RAW RECORDS:
....

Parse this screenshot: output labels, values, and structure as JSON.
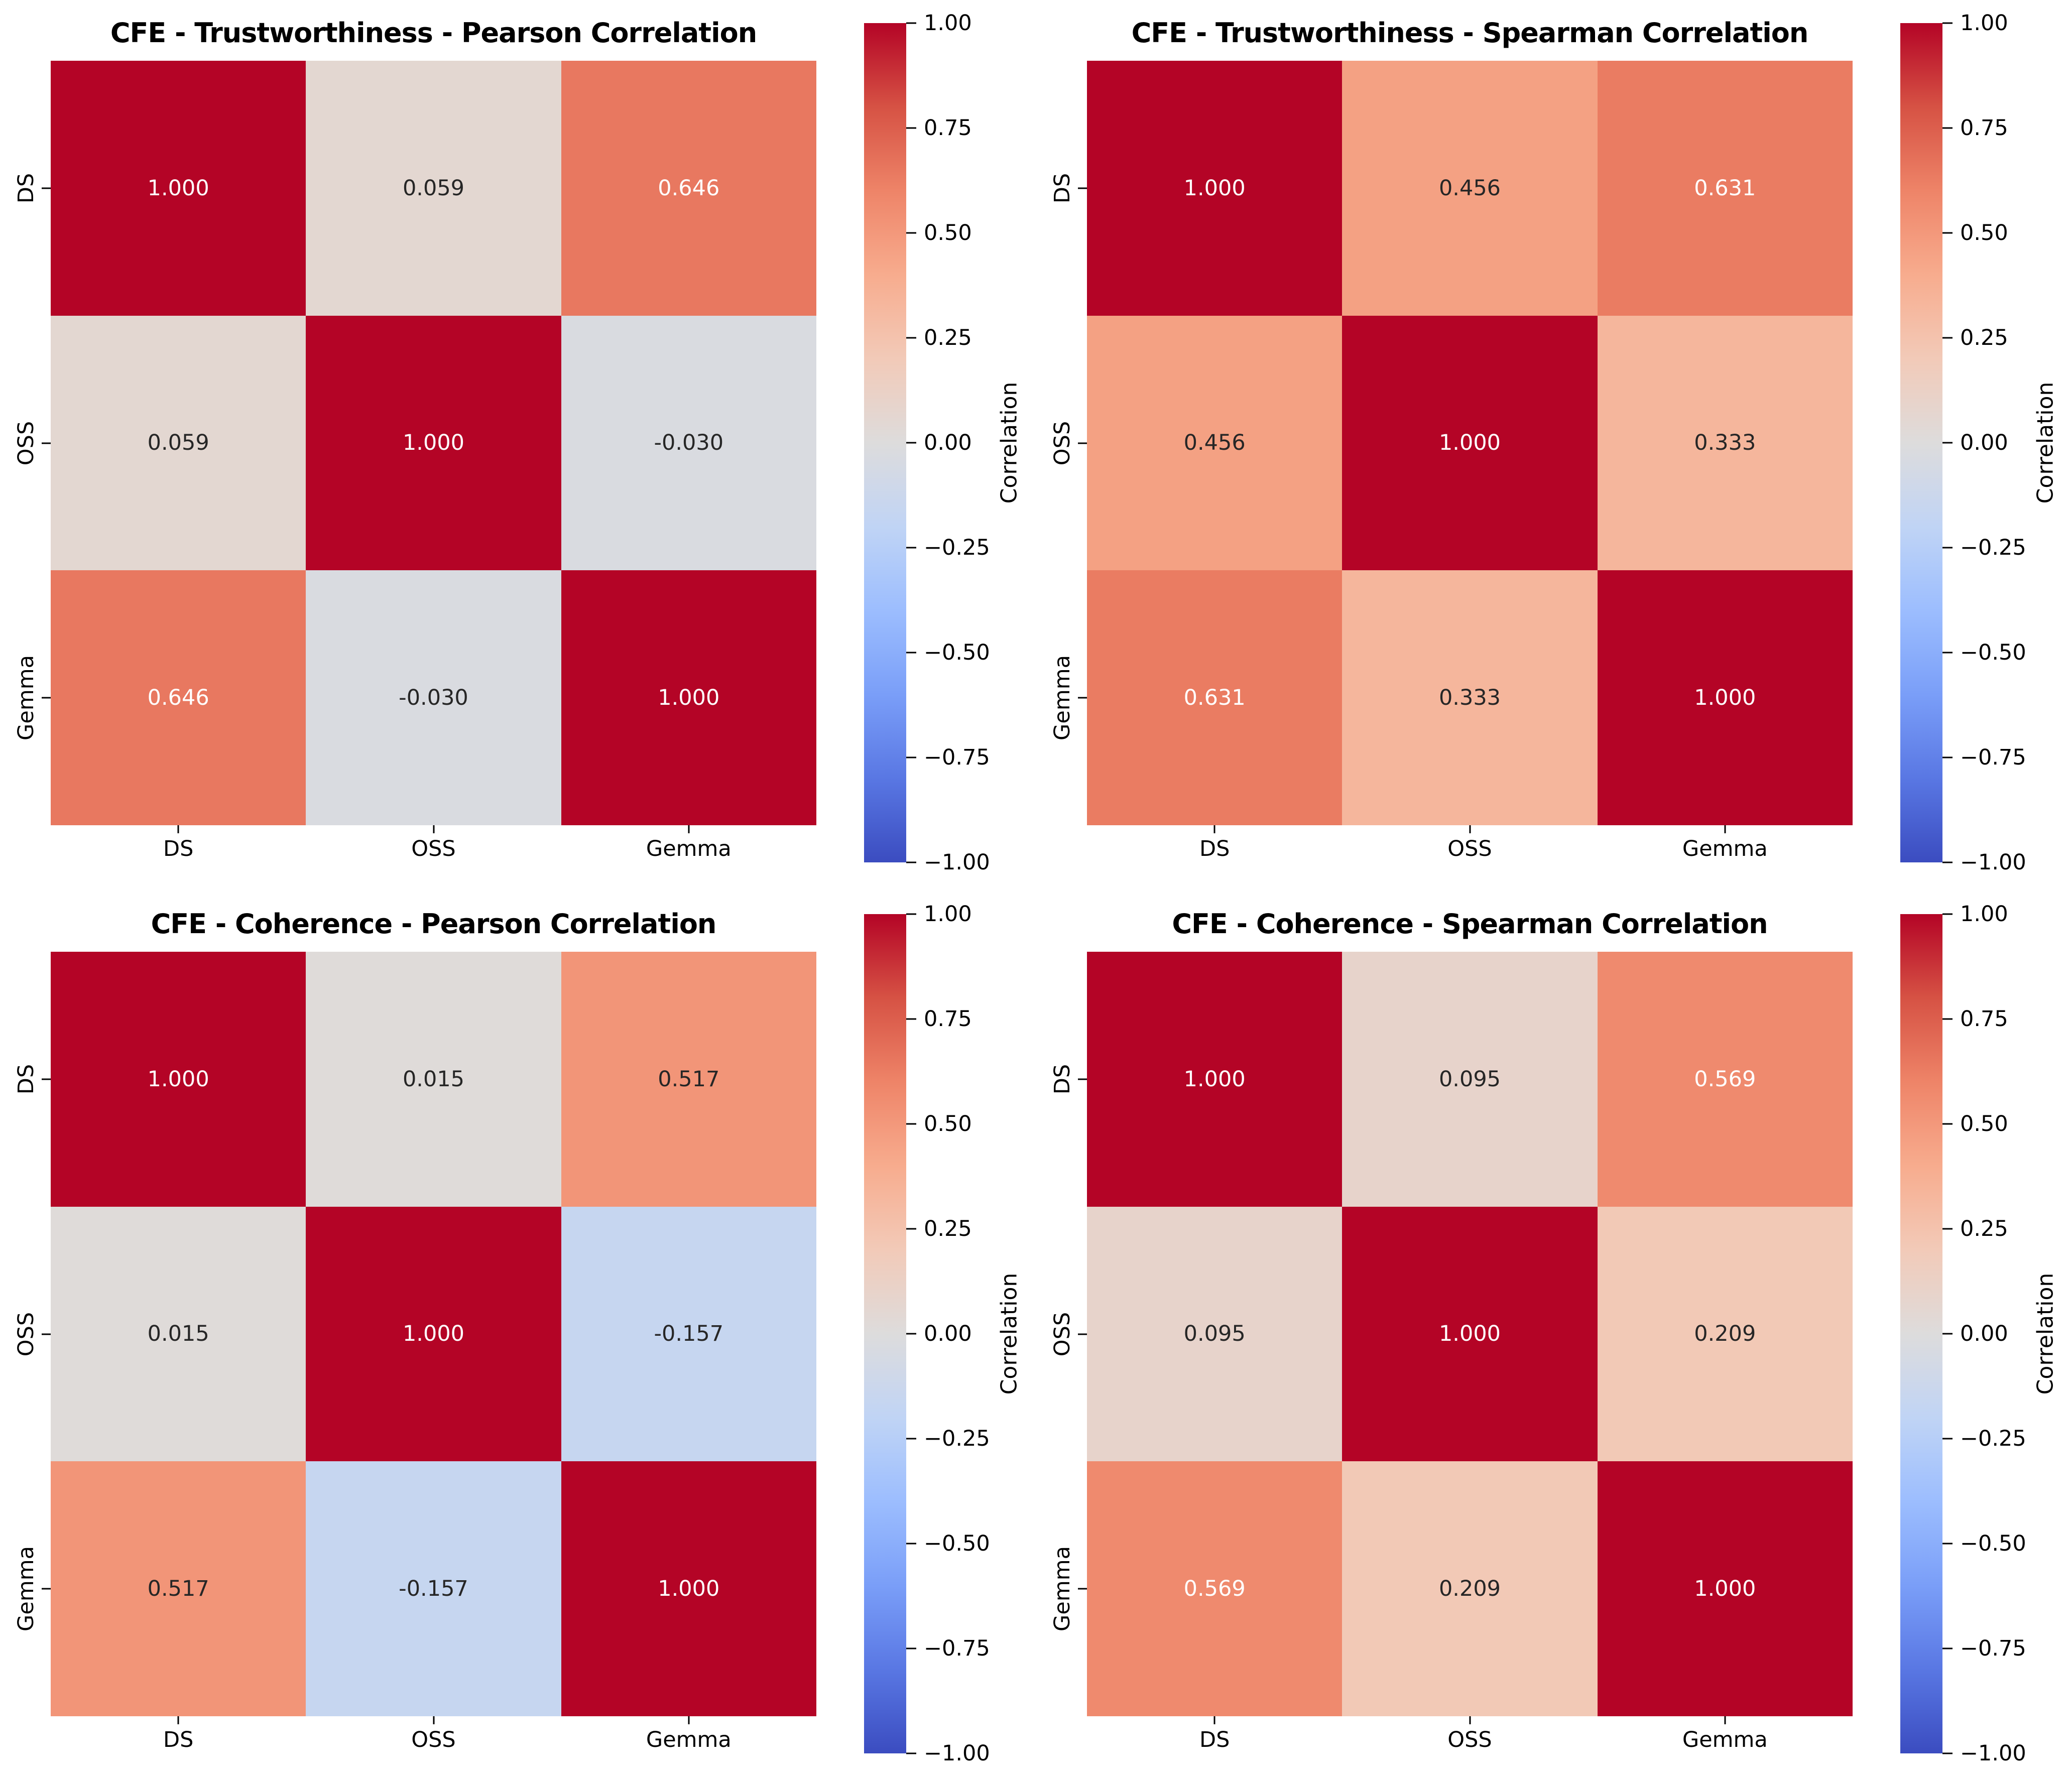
{
  "figure": {
    "background": "#ffffff",
    "annotation_text_colors": {
      "light": "#ffffff",
      "dark": "#262626"
    },
    "colormap": {
      "name": "coolwarm",
      "stops": [
        "#3b4cc0",
        "#5977e3",
        "#7a9ef8",
        "#9cbdfe",
        "#c0d4f5",
        "#dddcdc",
        "#f2cab8",
        "#f7ac8e",
        "#ee8468",
        "#d65244",
        "#b40426"
      ]
    },
    "colorbar": {
      "label": "Correlation",
      "vmin": -1,
      "vmax": 1,
      "tick_values": [
        1,
        0.75,
        0.5,
        0.25,
        0,
        -0.25,
        -0.5,
        -0.75,
        -1
      ],
      "tick_labels": [
        "1.00",
        "0.75",
        "0.50",
        "0.25",
        "0.00",
        "−0.25",
        "−0.50",
        "−0.75",
        "−1.00"
      ]
    }
  },
  "chart_data": [
    {
      "type": "heatmap",
      "title": "CFE - Trustworthiness - Pearson Correlation",
      "x": [
        "DS",
        "OSS",
        "Gemma"
      ],
      "y": [
        "DS",
        "OSS",
        "Gemma"
      ],
      "values": [
        [
          1.0,
          0.059,
          0.646
        ],
        [
          0.059,
          1.0,
          -0.03
        ],
        [
          0.646,
          -0.03,
          1.0
        ]
      ],
      "vmin": -1,
      "vmax": 1,
      "annot_format": "0.3f",
      "colorbar_label": "Correlation"
    },
    {
      "type": "heatmap",
      "title": "CFE - Trustworthiness - Spearman Correlation",
      "x": [
        "DS",
        "OSS",
        "Gemma"
      ],
      "y": [
        "DS",
        "OSS",
        "Gemma"
      ],
      "values": [
        [
          1.0,
          0.456,
          0.631
        ],
        [
          0.456,
          1.0,
          0.333
        ],
        [
          0.631,
          0.333,
          1.0
        ]
      ],
      "vmin": -1,
      "vmax": 1,
      "annot_format": "0.3f",
      "colorbar_label": "Correlation"
    },
    {
      "type": "heatmap",
      "title": "CFE - Coherence - Pearson Correlation",
      "x": [
        "DS",
        "OSS",
        "Gemma"
      ],
      "y": [
        "DS",
        "OSS",
        "Gemma"
      ],
      "values": [
        [
          1.0,
          0.015,
          0.517
        ],
        [
          0.015,
          1.0,
          -0.157
        ],
        [
          0.517,
          -0.157,
          1.0
        ]
      ],
      "vmin": -1,
      "vmax": 1,
      "annot_format": "0.3f",
      "colorbar_label": "Correlation"
    },
    {
      "type": "heatmap",
      "title": "CFE - Coherence - Spearman Correlation",
      "x": [
        "DS",
        "OSS",
        "Gemma"
      ],
      "y": [
        "DS",
        "OSS",
        "Gemma"
      ],
      "values": [
        [
          1.0,
          0.095,
          0.569
        ],
        [
          0.095,
          1.0,
          0.209
        ],
        [
          0.569,
          0.209,
          1.0
        ]
      ],
      "vmin": -1,
      "vmax": 1,
      "annot_format": "0.3f",
      "colorbar_label": "Correlation"
    }
  ]
}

....

REQUIRED TASK:
In the listing above, find the lines holding the word "Pearson" and copy them.

RESPONSE:
      "title": "CFE - Trustworthiness - Pearson Correlation",
      "title": "CFE - Coherence - Pearson Correlation",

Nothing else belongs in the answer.